(WHAT THE TASK ASKS):
Quote the listing below in full and exactly as written, but omit every picture.

(DATA PROVIDED):
--
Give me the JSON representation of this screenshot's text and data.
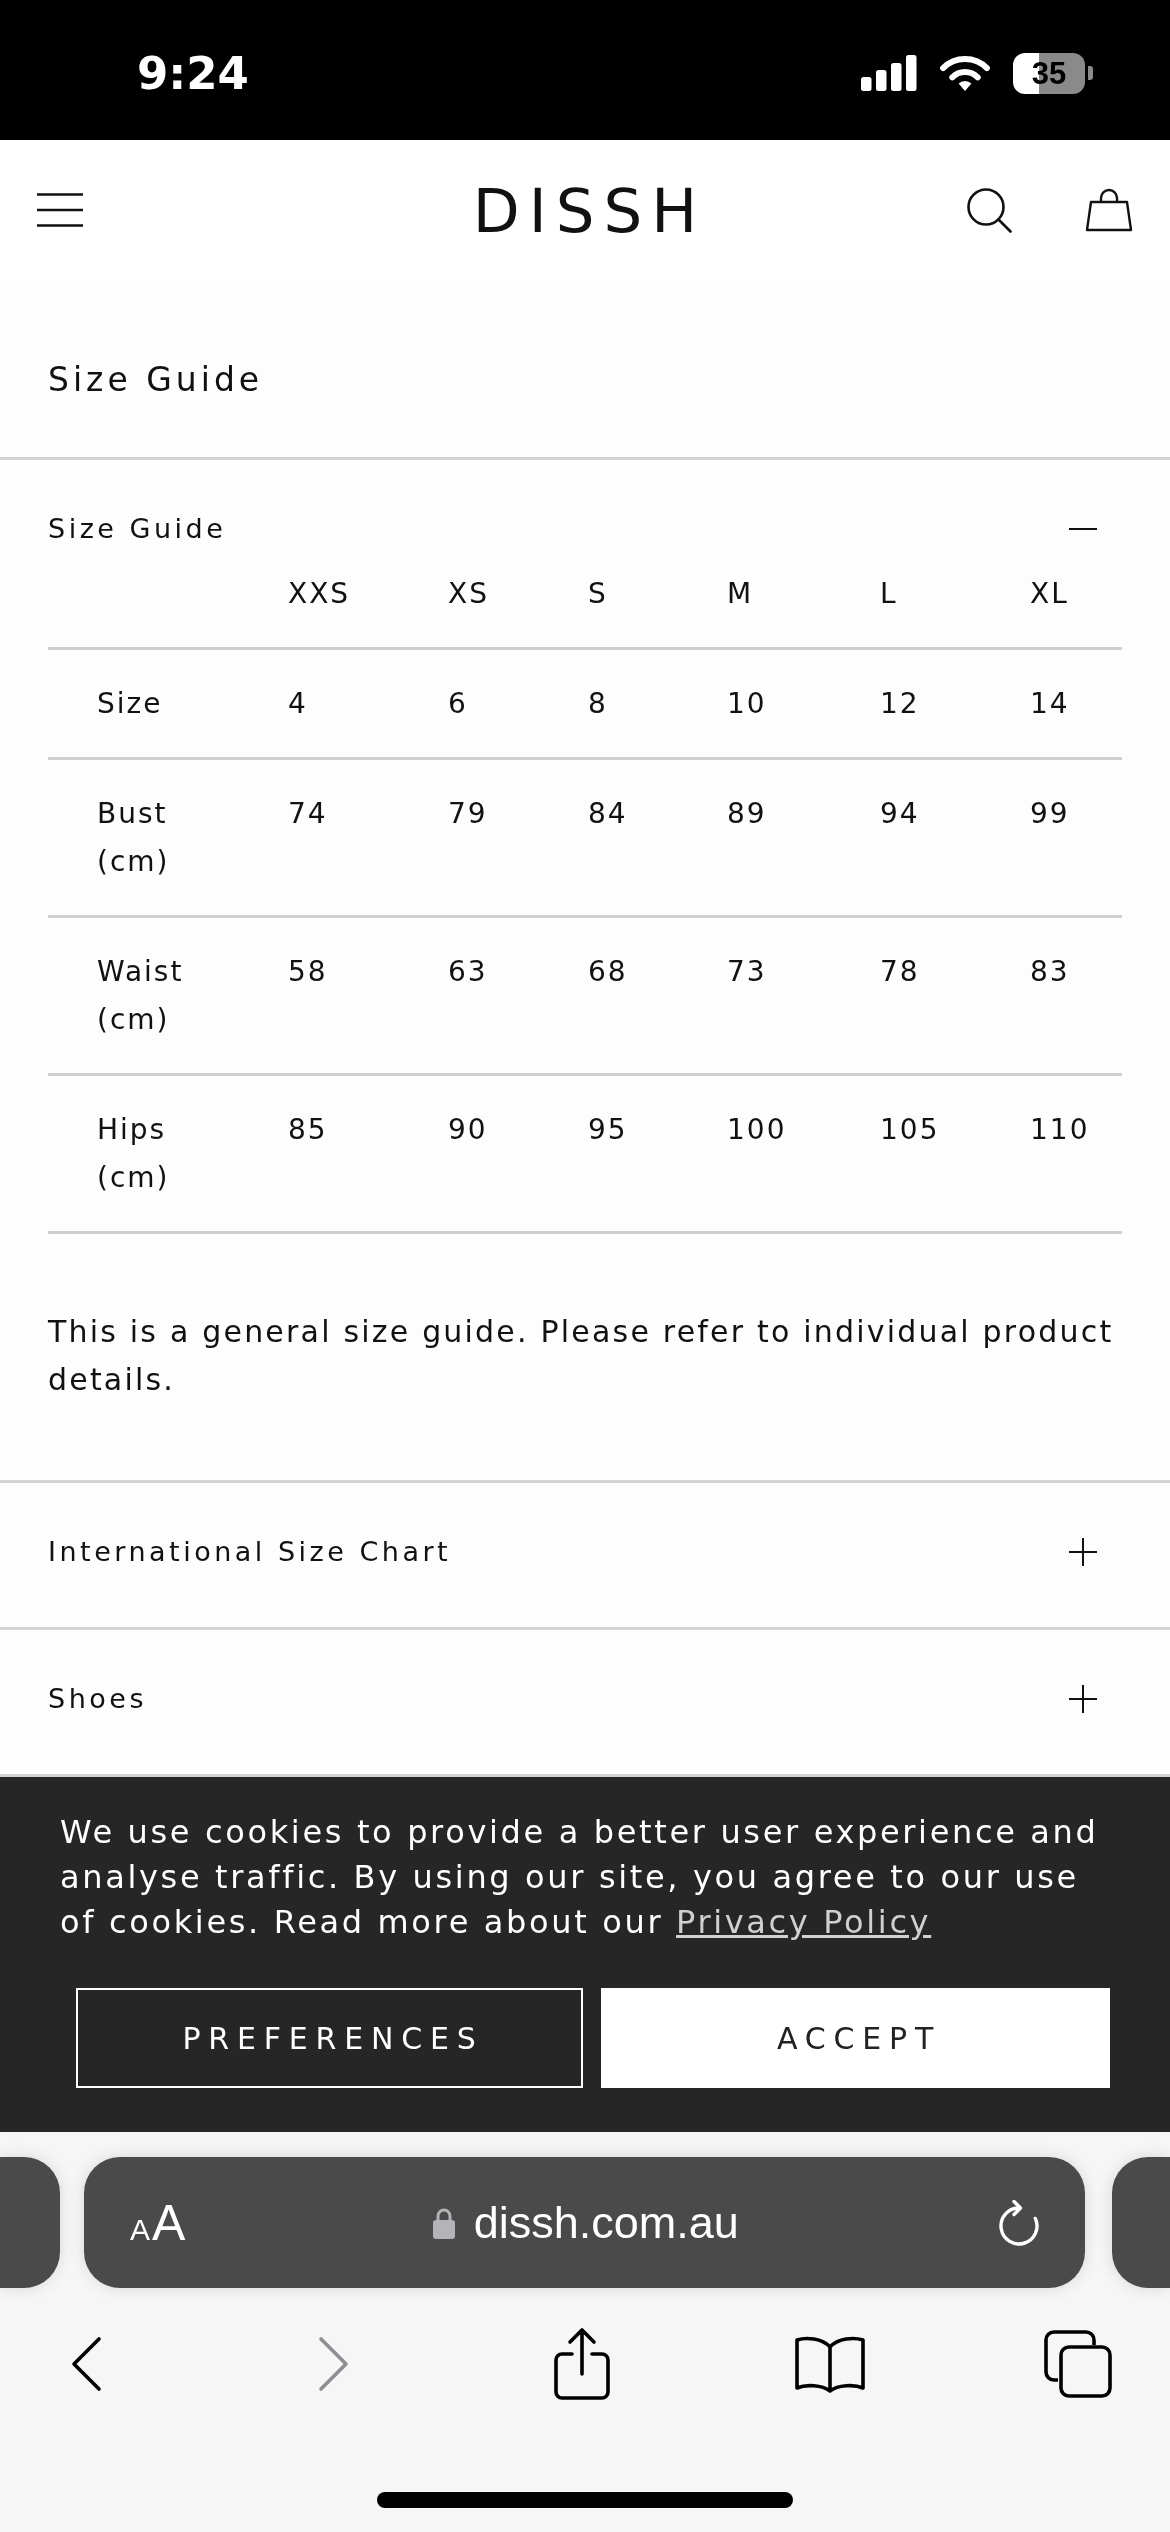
{
  "status_bar": {
    "time": "9:24",
    "battery": "35"
  },
  "header": {
    "logo": "DISSH"
  },
  "page_title": "Size Guide",
  "accordions": [
    {
      "title": "Size Guide",
      "expanded": true,
      "table": {
        "columns": [
          "XXS",
          "XS",
          "S",
          "M",
          "L",
          "XL"
        ],
        "rows": [
          {
            "label": "Size",
            "cells": [
              "4",
              "6",
              "8",
              "10",
              "12",
              "14"
            ]
          },
          {
            "label": "Bust (cm)",
            "cells": [
              "74",
              "79",
              "84",
              "89",
              "94",
              "99"
            ]
          },
          {
            "label": "Waist (cm)",
            "cells": [
              "58",
              "63",
              "68",
              "73",
              "78",
              "83"
            ]
          },
          {
            "label": "Hips (cm)",
            "cells": [
              "85",
              "90",
              "95",
              "100",
              "105",
              "110"
            ]
          }
        ]
      },
      "note": "This is a general size guide. Please refer to individual product details."
    },
    {
      "title": "International Size Chart",
      "expanded": false
    },
    {
      "title": "Shoes",
      "expanded": false
    }
  ],
  "cookie_banner": {
    "message": "We use cookies to provide a better user experience and analyse traffic. By using our site, you agree to our use of cookies. Read more about our",
    "link": "Privacy Policy",
    "buttons": [
      {
        "label": "PREFERENCES",
        "kind": "preferences"
      },
      {
        "label": "ACCEPT",
        "kind": "accept"
      }
    ]
  },
  "browser": {
    "text_size_button": [
      "A",
      "A"
    ],
    "url": "dissh.com.au",
    "toolbar": [
      {
        "kind": "back",
        "disabled": false
      },
      {
        "kind": "forward",
        "disabled": true
      },
      {
        "kind": "share",
        "disabled": false
      },
      {
        "kind": "bookmarks",
        "disabled": false
      },
      {
        "kind": "tabs",
        "disabled": false
      }
    ]
  }
}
--
(WRITTEN SOLUTION):
Give me the JSON representation of this screenshot's text and data.
{
  "status_bar": {
    "time": "9:24",
    "battery": "35"
  },
  "header": {
    "logo": "DISSH"
  },
  "page_title": "Size Guide",
  "accordions": [
    {
      "title": "Size Guide",
      "expanded": true,
      "table": {
        "columns": [
          "XXS",
          "XS",
          "S",
          "M",
          "L",
          "XL"
        ],
        "rows": [
          {
            "label": "Size",
            "cells": [
              "4",
              "6",
              "8",
              "10",
              "12",
              "14"
            ]
          },
          {
            "label": "Bust (cm)",
            "cells": [
              "74",
              "79",
              "84",
              "89",
              "94",
              "99"
            ]
          },
          {
            "label": "Waist (cm)",
            "cells": [
              "58",
              "63",
              "68",
              "73",
              "78",
              "83"
            ]
          },
          {
            "label": "Hips (cm)",
            "cells": [
              "85",
              "90",
              "95",
              "100",
              "105",
              "110"
            ]
          }
        ]
      },
      "note": "This is a general size guide. Please refer to individual product details."
    },
    {
      "title": "International Size Chart",
      "expanded": false
    },
    {
      "title": "Shoes",
      "expanded": false
    }
  ],
  "cookie_banner": {
    "message": "We use cookies to provide a better user experience and analyse traffic. By using our site, you agree to our use of cookies. Read more about our",
    "link": "Privacy Policy",
    "buttons": [
      {
        "label": "PREFERENCES",
        "kind": "preferences"
      },
      {
        "label": "ACCEPT",
        "kind": "accept"
      }
    ]
  },
  "browser": {
    "text_size_button": [
      "A",
      "A"
    ],
    "url": "dissh.com.au",
    "toolbar": [
      {
        "kind": "back",
        "disabled": false
      },
      {
        "kind": "forward",
        "disabled": true
      },
      {
        "kind": "share",
        "disabled": false
      },
      {
        "kind": "bookmarks",
        "disabled": false
      },
      {
        "kind": "tabs",
        "disabled": false
      }
    ]
  }
}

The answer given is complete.